Work required
Locate each line in the records containing "icon". Copy it.

Records provided
** START **
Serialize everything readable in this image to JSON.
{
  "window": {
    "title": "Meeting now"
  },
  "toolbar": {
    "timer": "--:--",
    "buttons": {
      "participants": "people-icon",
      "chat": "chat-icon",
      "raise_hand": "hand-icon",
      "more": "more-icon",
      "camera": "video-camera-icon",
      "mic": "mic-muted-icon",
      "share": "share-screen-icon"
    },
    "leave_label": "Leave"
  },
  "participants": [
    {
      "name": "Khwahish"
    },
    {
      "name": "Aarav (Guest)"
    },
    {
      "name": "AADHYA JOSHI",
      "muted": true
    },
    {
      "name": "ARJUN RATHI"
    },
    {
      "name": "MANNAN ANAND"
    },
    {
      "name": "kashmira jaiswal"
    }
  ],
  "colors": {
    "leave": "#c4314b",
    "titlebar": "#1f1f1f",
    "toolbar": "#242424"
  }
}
** END **
Task output
      "participants": "people-icon",
      "chat": "chat-icon",
      "raise_hand": "hand-icon",
      "more": "more-icon",
      "camera": "video-camera-icon",
      "mic": "mic-muted-icon",
      "share": "share-screen-icon"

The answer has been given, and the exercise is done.